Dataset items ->
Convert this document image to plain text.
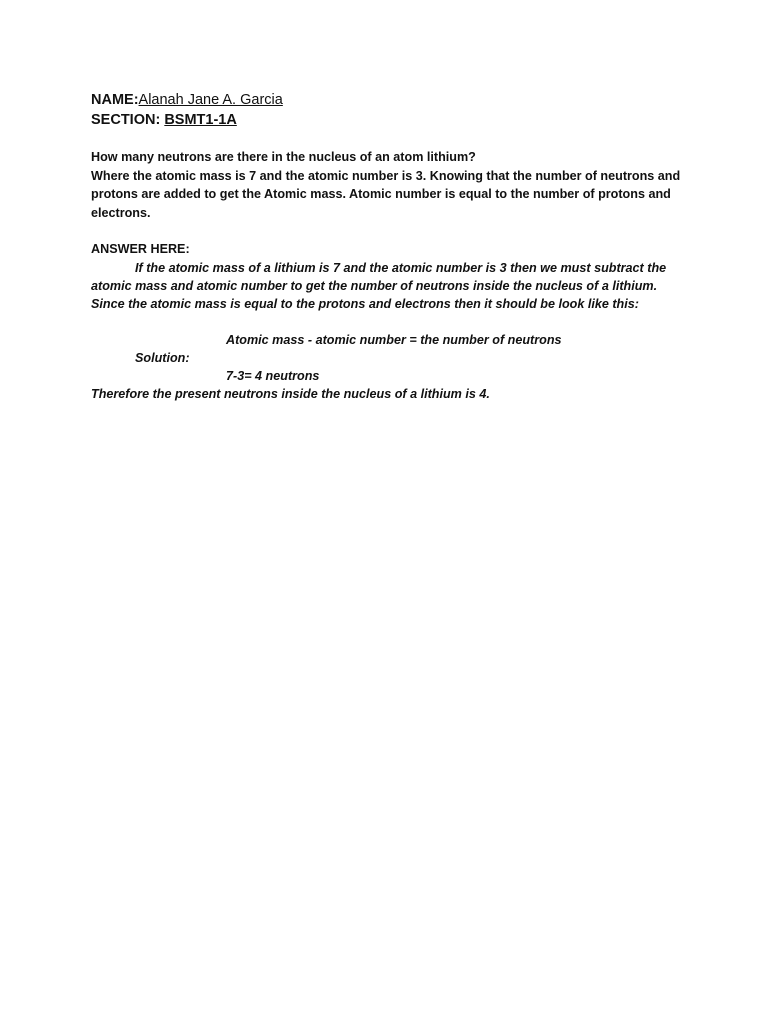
NAME:Alanah Jane A. Garcia

SECTION: BSMT1-1A

How many neutrons are there in the nucleus of an atom lithium?

Where the atomic mass is 7 and the atomic number is 3. Knowing that the number of neutrons and protons are added to get the Atomic mass. Atomic number is equal to the number of protons and electrons.

ANSWER HERE:

If the atomic mass of a lithium is 7 and the atomic number is 3 then we must subtract the atomic mass and atomic number to get the number of neutrons inside the nucleus of a lithium. Since the atomic mass is equal to the protons and electrons then it should be look like this:

Atomic mass - atomic number = the number of neutrons
Solution:
7-3= 4 neutrons
Therefore the present neutrons inside the nucleus of a lithium is 4.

AIM -> Repeat the data in full and exactly. Omit pictures.

REPLY ->
Convert this document image to plain text.
NAME:Alanah Jane A. Garcia

SECTION: BSMT1-1A

How many neutrons are there in the nucleus of an atom lithium?

Where the atomic mass is 7 and the atomic number is 3. Knowing that the number of neutrons and protons are added to get the Atomic mass. Atomic number is equal to the number of protons and electrons.

ANSWER HERE:

If the atomic mass of a lithium is 7 and the atomic number is 3 then we must subtract the atomic mass and atomic number to get the number of neutrons inside the nucleus of a lithium. Since the atomic mass is equal to the protons and electrons then it should be look like this:

Atomic mass - atomic number = the number of neutrons
Solution:
7-3= 4 neutrons
Therefore the present neutrons inside the nucleus of a lithium is 4.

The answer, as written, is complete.